DIRECTIONS:
From the records, pick out and copy each line containing "جواب".

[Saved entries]
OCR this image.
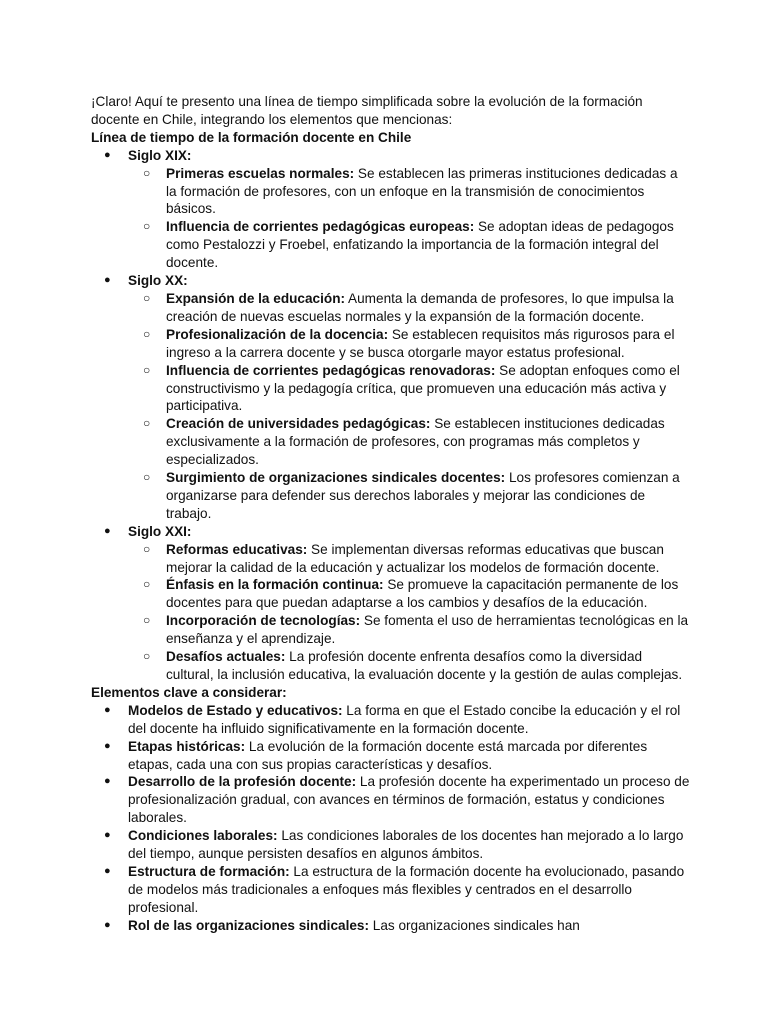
¡Claro! Aquí te presento una línea de tiempo simplificada sobre la evolución de la formación docente en Chile, integrando los elementos que mencionas:

Línea de tiempo de la formación docente en Chile

● Siglo XIX:
○ Primeras escuelas normales: Se establecen las primeras instituciones dedicadas a la formación de profesores, con un enfoque en la transmisión de conocimientos básicos.
○ Influencia de corrientes pedagógicas europeas: Se adoptan ideas de pedagogos como Pestalozzi y Froebel, enfatizando la importancia de la formación integral del docente.
● Siglo XX:
○ Expansión de la educación: Aumenta la demanda de profesores, lo que impulsa la creación de nuevas escuelas normales y la expansión de la formación docente.
○ Profesionalización de la docencia: Se establecen requisitos más rigurosos para el ingreso a la carrera docente y se busca otorgarle mayor estatus profesional.
○ Influencia de corrientes pedagógicas renovadoras: Se adoptan enfoques como el constructivismo y la pedagogía crítica, que promueven una educación más activa y participativa.
○ Creación de universidades pedagógicas: Se establecen instituciones dedicadas exclusivamente a la formación de profesores, con programas más completos y especializados.
○ Surgimiento de organizaciones sindicales docentes: Los profesores comienzan a organizarse para defender sus derechos laborales y mejorar las condiciones de trabajo.
● Siglo XXI:
○ Reformas educativas: Se implementan diversas reformas educativas que buscan mejorar la calidad de la educación y actualizar los modelos de formación docente.
○ Énfasis en la formación continua: Se promueve la capacitación permanente de los docentes para que puedan adaptarse a los cambios y desafíos de la educación.
○ Incorporación de tecnologías: Se fomenta el uso de herramientas tecnológicas en la enseñanza y el aprendizaje.
○ Desafíos actuales: La profesión docente enfrenta desafíos como la diversidad cultural, la inclusión educativa, la evaluación docente y la gestión de aulas complejas.

Elementos clave a considerar:

● Modelos de Estado y educativos: La forma en que el Estado concibe la educación y el rol del docente ha influido significativamente en la formación docente.
● Etapas históricas: La evolución de la formación docente está marcada por diferentes etapas, cada una con sus propias características y desafíos.
● Desarrollo de la profesión docente: La profesión docente ha experimentado un proceso de profesionalización gradual, con avances en términos de formación, estatus y condiciones laborales.
● Condiciones laborales: Las condiciones laborales de los docentes han mejorado a lo largo del tiempo, aunque persisten desafíos en algunos ámbitos.
● Estructura de formación: La estructura de la formación docente ha evolucionado, pasando de modelos más tradicionales a enfoques más flexibles y centrados en el desarrollo profesional.
● Rol de las organizaciones sindicales: Las organizaciones sindicales han
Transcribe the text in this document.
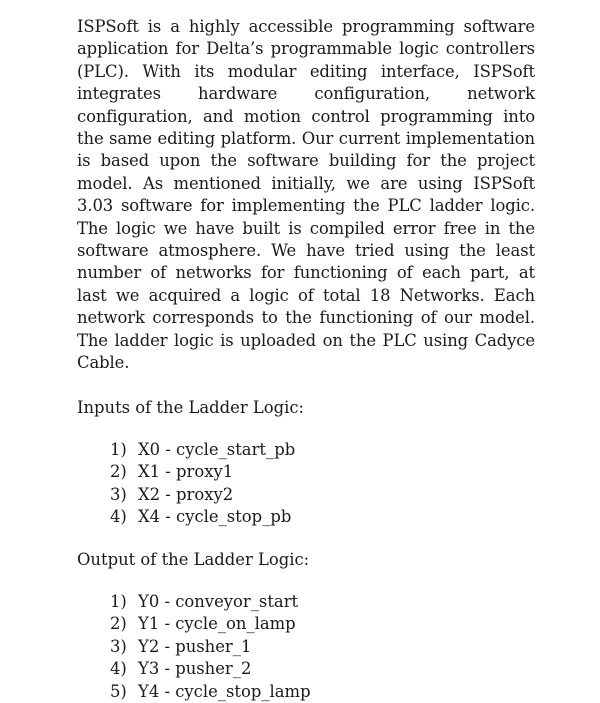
ISPSoft is a highly accessible programming software application for Delta’s programmable logic controllers (PLC). With its modular editing interface, ISPSoft integrates hardware configuration, network configuration, and motion control programming into the same editing platform. Our current implementation is based upon the software building for the project model. As mentioned initially, we are using ISPSoft 3.03 software for implementing the PLC ladder logic. The logic we have built is compiled error free in the software atmosphere. We have tried using the least number of networks for functioning of each part, at last we acquired a logic of total 18 Networks. Each network corresponds to the functioning of our model. The ladder logic is uploaded on the PLC using Cadyce Cable.

Inputs of the Ladder Logic:

1) X0 - cycle_start_pb
2) X1 - proxy1
3) X2 - proxy2
4) X4 - cycle_stop_pb

Output of the Ladder Logic:

1) Y0 - conveyor_start
2) Y1 - cycle_on_lamp
3) Y2 - pusher_1
4) Y3 - pusher_2
5) Y4 - cycle_stop_lamp
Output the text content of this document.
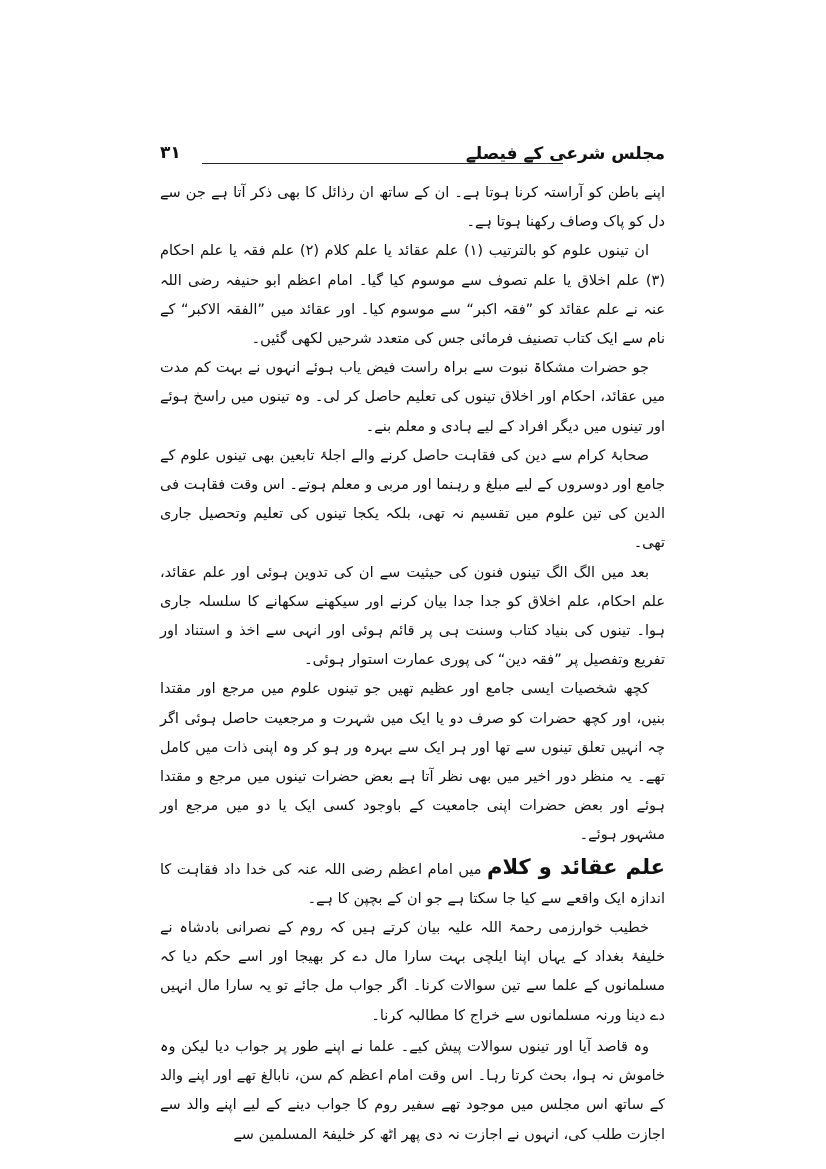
مجلس شرعی کے فیصلے
۳۱

اپنے باطن کو آراستہ کرنا ہوتا ہے۔ ان کے ساتھ ان رذائل کا بھی ذکر آتا ہے جن سے دل کو پاک وصاف رکھنا ہوتا ہے۔

ان تینوں علوم کو بالترتیب (۱) علم عقائد یا علم کلام (۲) علم فقہ یا علم احکام (۳) علم اخلاق یا علم تصوف سے موسوم کیا گیا۔ امام اعظم ابو حنیفہ رضی اللہ عنہ نے علم عقائد کو ”فقہ اکبر“ سے موسوم کیا۔ اور عقائد میں ”الفقہ الاکبر“ کے نام سے ایک کتاب تصنیف فرمائی جس کی متعدد شرحیں لکھی گئیں۔

جو حضرات مشکاۃ نبوت سے براہ راست فیض یاب ہوئے انہوں نے بہت کم مدت میں عقائد، احکام اور اخلاق تینوں کی تعلیم حاصل کر لی۔ وہ تینوں میں راسخ ہوئے اور تینوں میں دیگر افراد کے لیے ہادی و معلم بنے۔

صحابۂ کرام سے دین کی فقاہت حاصل کرنے والے اجلۂ تابعین بھی تینوں علوم کے جامع اور دوسروں کے لیے مبلغ و رہنما اور مربی و معلم ہوتے۔ اس وقت فقاہت فی الدین کی تین علوم میں تقسیم نہ تھی، بلکہ یکجا تینوں کی تعلیم وتحصیل جاری تھی۔

بعد میں الگ الگ تینوں فنون کی حیثیت سے ان کی تدوین ہوئی اور علم عقائد، علم احکام، علم اخلاق کو جدا جدا بیان کرنے اور سیکھنے سکھانے کا سلسلہ جاری ہوا۔ تینوں کی بنیاد کتاب وسنت ہی پر قائم ہوئی اور انہی سے اخذ و استناد اور تفریع وتفصیل پر ”فقہ دین“ کی پوری عمارت استوار ہوئی۔

کچھ شخصیات ایسی جامع اور عظیم تھیں جو تینوں علوم میں مرجع اور مقتدا بنیں، اور کچھ حضرات کو صرف دو یا ایک میں شہرت و مرجعیت حاصل ہوئی اگر چہ انہیں تعلق تینوں سے تھا اور ہر ایک سے بہرہ ور ہو کر وہ اپنی ذات میں کامل تھے۔ یہ منظر دور اخیر میں بھی نظر آتا ہے بعض حضرات تینوں میں مرجع و مقتدا ہوئے اور بعض حضرات اپنی جامعیت کے باوجود کسی ایک یا دو میں مرجع اور مشہور ہوئے۔

علم عقائد و کلام میں امام اعظم رضی اللہ عنہ کی خدا داد فقاہت کا اندازہ ایک واقعے سے کیا جا سکتا ہے جو ان کے بچپن کا ہے۔

خطیب خوارزمی رحمۃ اللہ علیہ بیان کرتے ہیں کہ روم کے نصرانی بادشاہ نے خلیفۂ بغداد کے یہاں اپنا ایلچی بہت سارا مال دے کر بھیجا اور اسے حکم دیا کہ مسلمانوں کے علما سے تین سوالات کرنا۔ اگر جواب مل جائے تو یہ سارا مال انہیں دے دینا ورنہ مسلمانوں سے خراج کا مطالبہ کرنا۔

وہ قاصد آیا اور تینوں سوالات پیش کیے۔ علما نے اپنے طور پر جواب دیا لیکن وہ خاموش نہ ہوا، بحث کرتا رہا۔ اس وقت امام اعظم کم سن، نابالغ تھے اور اپنے والد کے ساتھ اس مجلس میں موجود تھے سفیر روم کا جواب دینے کے لیے اپنے والد سے اجازت طلب کی، انہوں نے اجازت نہ دی پھر اٹھ کر خلیفۃ المسلمین سے
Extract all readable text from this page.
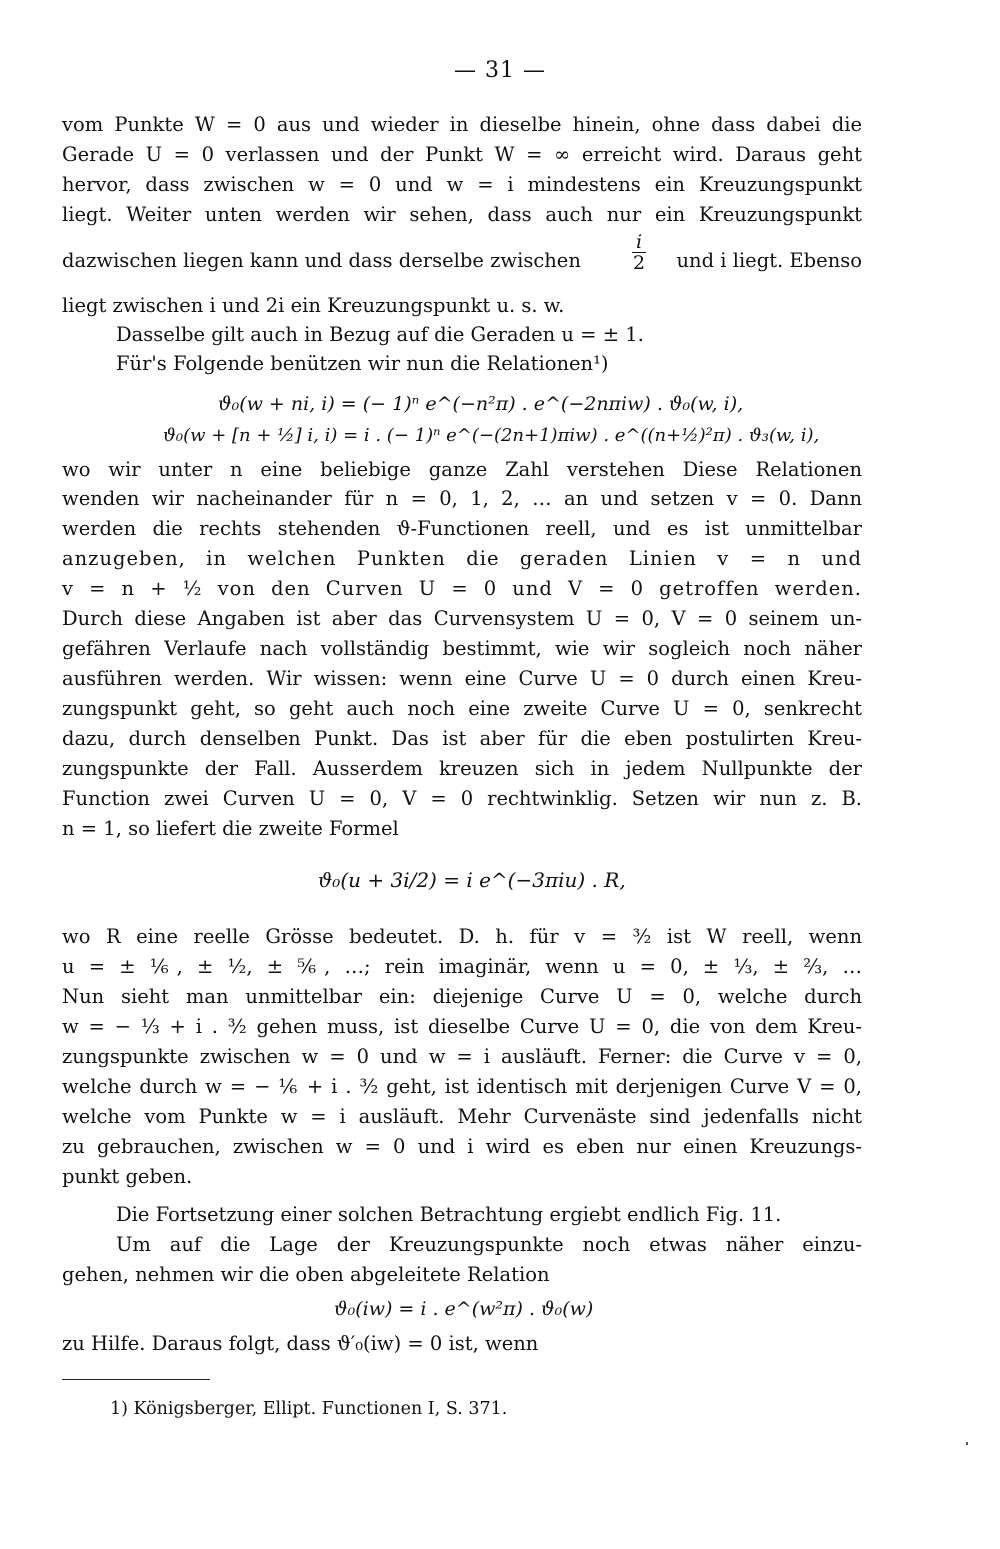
— 31 —
vom Punkte W = 0 aus und wieder in dieselbe hinein, ohne dass dabei die
Gerade U = 0 verlassen und der Punkt W = ∞ erreicht wird. Daraus geht
hervor, dass zwischen w = 0 und w = i mindestens ein Kreuzungspunkt
liegt. Weiter unten werden wir sehen, dass auch nur ein Kreuzungspunkt
dazwischen liegen kann und dass derselbe zwischen
i
2 und i liegt. Ebenso
liegt zwischen i und 2i ein Kreuzungspunkt u. s. w.
Dasselbe gilt auch in Bezug auf die Geraden u = ± 1.
Für's Folgende benützen wir nun die Relationen¹)
ϑ₀(w + ni, i) = (− 1)ⁿ e^(−n²π) . e^(−2nπiw) . ϑ₀(w, i),
ϑ₀(w + [n + ½] i, i) = i . (− 1)ⁿ e^(−(2n+1)πiw) . e^((n+½)²π) . ϑ₃(w, i),
wo wir unter n eine beliebige ganze Zahl verstehen Diese Relationen
wenden wir nacheinander für n = 0, 1, 2, … an und setzen v = 0. Dann
werden die rechts stehenden ϑ-Functionen reell, und es ist unmittelbar
anzugeben, in welchen Punkten die geraden Linien v = n und
v = n + ½ von den Curven U = 0 und V = 0 getroffen werden.
Durch diese Angaben ist aber das Curvensystem U = 0, V = 0 seinem un-
gefähren Verlaufe nach vollständig bestimmt, wie wir sogleich noch näher
ausführen werden. Wir wissen: wenn eine Curve U = 0 durch einen Kreu-
zungspunkt geht, so geht auch noch eine zweite Curve U = 0, senkrecht
dazu, durch denselben Punkt. Das ist aber für die eben postulirten Kreu-
zungspunkte der Fall. Ausserdem kreuzen sich in jedem Nullpunkte der
Function zwei Curven U = 0, V = 0 rechtwinklig. Setzen wir nun z. B.
n = 1, so liefert die zweite Formel
ϑ₀(u + 3i/2) = i e^(−3πiu) . R,
wo R eine reelle Grösse bedeutet. D. h. für v = ³⁄₂ ist W reell, wenn
u = ± ⅙, ± ½, ± ⅚, …; rein imaginär, wenn u = 0, ± ⅓, ± ⅔, …
Nun sieht man unmittelbar ein: diejenige Curve U = 0, welche durch
w = − ⅓ + i . ³⁄₂ gehen muss, ist dieselbe Curve U = 0, die von dem Kreu-
zungspunkte zwischen w = 0 und w = i ausläuft. Ferner: die Curve v = 0,
welche durch w = − ⅙ + i . ³⁄₂ geht, ist identisch mit derjenigen Curve V = 0,
welche vom Punkte w = i ausläuft. Mehr Curvenäste sind jedenfalls nicht
zu gebrauchen, zwischen w = 0 und i wird es eben nur einen Kreuzungs-
punkt geben.
Die Fortsetzung einer solchen Betrachtung ergiebt endlich Fig. 11.
Um auf die Lage der Kreuzungspunkte noch etwas näher einzu-
gehen, nehmen wir die oben abgeleitete Relation
ϑ₀(iw) = i . e^(w²π) . ϑ₀(w)
zu Hilfe. Daraus folgt, dass ϑ′₀(iw) = 0 ist, wenn
1) Königsberger, Ellipt. Functionen I, S. 371.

RESULT:
خطیب خوارزمی رحمۃ اللہ علیہ بیان کرتے ہیں کہ روم کے نصرانی بادشاہ نے خلیفۂ بغداد کے یہاں اپنا ایلچی بہت سارا مال دے کر بھیجا اور اسے حکم دیا کہ مسلمانوں کے علما سے تین سوالات کرنا۔ اگر جواب مل جائے تو یہ سارا مال انہیں دے دینا ورنہ مسلمانوں سے خراج کا مطالبہ کرنا۔
وہ قاصد آیا اور تینوں سوالات پیش کیے۔ علما نے اپنے طور پر جواب دیا لیکن وہ خاموش نہ ہوا، بحث کرتا رہا۔ اس وقت امام اعظم کم سن، نابالغ تھے اور اپنے والد کے ساتھ اس مجلس میں موجود تھے سفیر روم کا جواب دینے کے لیے اپنے والد سے اجازت طلب کی، انہوں نے اجازت نہ دی پھر اٹھ کر خلیفۃ المسلمین سے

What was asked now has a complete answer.